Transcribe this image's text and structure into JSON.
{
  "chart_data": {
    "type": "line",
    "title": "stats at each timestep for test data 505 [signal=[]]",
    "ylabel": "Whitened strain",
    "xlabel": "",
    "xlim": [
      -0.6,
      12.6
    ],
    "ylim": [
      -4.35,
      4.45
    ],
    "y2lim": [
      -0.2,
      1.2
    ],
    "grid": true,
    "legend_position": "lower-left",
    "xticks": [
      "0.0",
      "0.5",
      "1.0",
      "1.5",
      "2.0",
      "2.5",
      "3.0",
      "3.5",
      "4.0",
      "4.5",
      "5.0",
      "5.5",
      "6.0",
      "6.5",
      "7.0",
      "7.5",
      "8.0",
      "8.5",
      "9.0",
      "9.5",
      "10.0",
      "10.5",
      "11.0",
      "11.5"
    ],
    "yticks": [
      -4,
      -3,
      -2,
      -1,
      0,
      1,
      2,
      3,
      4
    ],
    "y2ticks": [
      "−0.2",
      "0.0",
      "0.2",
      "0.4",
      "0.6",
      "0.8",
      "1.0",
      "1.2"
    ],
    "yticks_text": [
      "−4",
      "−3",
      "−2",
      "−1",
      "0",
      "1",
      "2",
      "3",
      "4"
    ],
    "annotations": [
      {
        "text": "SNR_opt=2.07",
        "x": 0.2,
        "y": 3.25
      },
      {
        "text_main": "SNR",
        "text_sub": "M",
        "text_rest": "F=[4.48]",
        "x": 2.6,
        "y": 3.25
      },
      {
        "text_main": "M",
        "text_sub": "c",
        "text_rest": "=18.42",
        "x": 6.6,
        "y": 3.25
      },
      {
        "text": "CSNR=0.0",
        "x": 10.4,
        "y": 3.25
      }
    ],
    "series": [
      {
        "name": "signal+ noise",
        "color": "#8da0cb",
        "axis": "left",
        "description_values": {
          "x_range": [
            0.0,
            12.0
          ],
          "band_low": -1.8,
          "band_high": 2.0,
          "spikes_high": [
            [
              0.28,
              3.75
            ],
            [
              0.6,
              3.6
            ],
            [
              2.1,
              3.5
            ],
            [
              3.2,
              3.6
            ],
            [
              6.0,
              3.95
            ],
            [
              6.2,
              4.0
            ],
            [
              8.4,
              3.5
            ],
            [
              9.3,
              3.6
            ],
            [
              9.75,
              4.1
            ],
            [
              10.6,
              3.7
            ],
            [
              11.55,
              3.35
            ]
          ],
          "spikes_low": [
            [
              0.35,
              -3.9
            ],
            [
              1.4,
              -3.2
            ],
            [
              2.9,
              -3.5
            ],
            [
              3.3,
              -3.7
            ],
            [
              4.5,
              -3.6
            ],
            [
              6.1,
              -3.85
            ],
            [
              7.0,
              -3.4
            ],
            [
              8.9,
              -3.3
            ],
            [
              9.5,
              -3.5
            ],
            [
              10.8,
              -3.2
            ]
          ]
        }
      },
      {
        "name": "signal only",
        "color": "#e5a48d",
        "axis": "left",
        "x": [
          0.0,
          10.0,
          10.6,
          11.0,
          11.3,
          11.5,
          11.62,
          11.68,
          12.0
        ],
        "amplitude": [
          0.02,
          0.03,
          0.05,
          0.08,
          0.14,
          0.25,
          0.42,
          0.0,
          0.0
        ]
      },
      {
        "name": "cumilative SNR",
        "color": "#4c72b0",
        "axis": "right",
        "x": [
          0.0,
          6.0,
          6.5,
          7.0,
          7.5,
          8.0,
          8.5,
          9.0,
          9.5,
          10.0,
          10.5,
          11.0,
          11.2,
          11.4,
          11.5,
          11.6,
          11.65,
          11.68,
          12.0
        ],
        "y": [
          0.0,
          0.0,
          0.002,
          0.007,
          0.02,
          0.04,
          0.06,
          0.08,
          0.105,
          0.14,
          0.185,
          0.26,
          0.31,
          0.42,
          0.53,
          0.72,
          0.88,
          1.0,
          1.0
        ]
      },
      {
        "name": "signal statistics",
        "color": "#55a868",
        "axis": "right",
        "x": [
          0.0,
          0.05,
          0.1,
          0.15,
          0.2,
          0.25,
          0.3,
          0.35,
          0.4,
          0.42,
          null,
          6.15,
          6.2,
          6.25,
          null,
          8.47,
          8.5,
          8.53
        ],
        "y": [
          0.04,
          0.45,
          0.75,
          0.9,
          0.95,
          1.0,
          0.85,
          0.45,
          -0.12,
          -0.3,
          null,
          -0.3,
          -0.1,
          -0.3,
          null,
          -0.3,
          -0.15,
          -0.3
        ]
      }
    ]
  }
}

==*==

## Your task
Please restate the whole listing word for word.

## Response to this task
Transcribe this image's text and structure into JSON.
{
  "chart_data": {
    "type": "line",
    "title": "stats at each timestep for test data 505 [signal=[]]",
    "ylabel": "Whitened strain",
    "xlabel": "",
    "xlim": [
      -0.6,
      12.6
    ],
    "ylim": [
      -4.35,
      4.45
    ],
    "y2lim": [
      -0.2,
      1.2
    ],
    "grid": true,
    "legend_position": "lower-left",
    "xticks": [
      "0.0",
      "0.5",
      "1.0",
      "1.5",
      "2.0",
      "2.5",
      "3.0",
      "3.5",
      "4.0",
      "4.5",
      "5.0",
      "5.5",
      "6.0",
      "6.5",
      "7.0",
      "7.5",
      "8.0",
      "8.5",
      "9.0",
      "9.5",
      "10.0",
      "10.5",
      "11.0",
      "11.5"
    ],
    "yticks": [
      -4,
      -3,
      -2,
      -1,
      0,
      1,
      2,
      3,
      4
    ],
    "y2ticks": [
      "−0.2",
      "0.0",
      "0.2",
      "0.4",
      "0.6",
      "0.8",
      "1.0",
      "1.2"
    ],
    "yticks_text": [
      "−4",
      "−3",
      "−2",
      "−1",
      "0",
      "1",
      "2",
      "3",
      "4"
    ],
    "annotations": [
      {
        "text": "SNR_opt=2.07",
        "x": 0.2,
        "y": 3.25
      },
      {
        "text_main": "SNR",
        "text_sub": "M",
        "text_rest": "F=[4.48]",
        "x": 2.6,
        "y": 3.25
      },
      {
        "text_main": "M",
        "text_sub": "c",
        "text_rest": "=18.42",
        "x": 6.6,
        "y": 3.25
      },
      {
        "text": "CSNR=0.0",
        "x": 10.4,
        "y": 3.25
      }
    ],
    "series": [
      {
        "name": "signal+ noise",
        "color": "#8da0cb",
        "axis": "left",
        "description_values": {
          "x_range": [
            0.0,
            12.0
          ],
          "band_low": -1.8,
          "band_high": 2.0,
          "spikes_high": [
            [
              0.28,
              3.75
            ],
            [
              0.6,
              3.6
            ],
            [
              2.1,
              3.5
            ],
            [
              3.2,
              3.6
            ],
            [
              6.0,
              3.95
            ],
            [
              6.2,
              4.0
            ],
            [
              8.4,
              3.5
            ],
            [
              9.3,
              3.6
            ],
            [
              9.75,
              4.1
            ],
            [
              10.6,
              3.7
            ],
            [
              11.55,
              3.35
            ]
          ],
          "spikes_low": [
            [
              0.35,
              -3.9
            ],
            [
              1.4,
              -3.2
            ],
            [
              2.9,
              -3.5
            ],
            [
              3.3,
              -3.7
            ],
            [
              4.5,
              -3.6
            ],
            [
              6.1,
              -3.85
            ],
            [
              7.0,
              -3.4
            ],
            [
              8.9,
              -3.3
            ],
            [
              9.5,
              -3.5
            ],
            [
              10.8,
              -3.2
            ]
          ]
        }
      },
      {
        "name": "signal only",
        "color": "#e5a48d",
        "axis": "left",
        "x": [
          0.0,
          10.0,
          10.6,
          11.0,
          11.3,
          11.5,
          11.62,
          11.68,
          12.0
        ],
        "amplitude": [
          0.02,
          0.03,
          0.05,
          0.08,
          0.14,
          0.25,
          0.42,
          0.0,
          0.0
        ]
      },
      {
        "name": "cumilative SNR",
        "color": "#4c72b0",
        "axis": "right",
        "x": [
          0.0,
          6.0,
          6.5,
          7.0,
          7.5,
          8.0,
          8.5,
          9.0,
          9.5,
          10.0,
          10.5,
          11.0,
          11.2,
          11.4,
          11.5,
          11.6,
          11.65,
          11.68,
          12.0
        ],
        "y": [
          0.0,
          0.0,
          0.002,
          0.007,
          0.02,
          0.04,
          0.06,
          0.08,
          0.105,
          0.14,
          0.185,
          0.26,
          0.31,
          0.42,
          0.53,
          0.72,
          0.88,
          1.0,
          1.0
        ]
      },
      {
        "name": "signal statistics",
        "color": "#55a868",
        "axis": "right",
        "x": [
          0.0,
          0.05,
          0.1,
          0.15,
          0.2,
          0.25,
          0.3,
          0.35,
          0.4,
          0.42,
          null,
          6.15,
          6.2,
          6.25,
          null,
          8.47,
          8.5,
          8.53
        ],
        "y": [
          0.04,
          0.45,
          0.75,
          0.9,
          0.95,
          1.0,
          0.85,
          0.45,
          -0.12,
          -0.3,
          null,
          -0.3,
          -0.1,
          -0.3,
          null,
          -0.3,
          -0.15,
          -0.3
        ]
      }
    ]
  }
}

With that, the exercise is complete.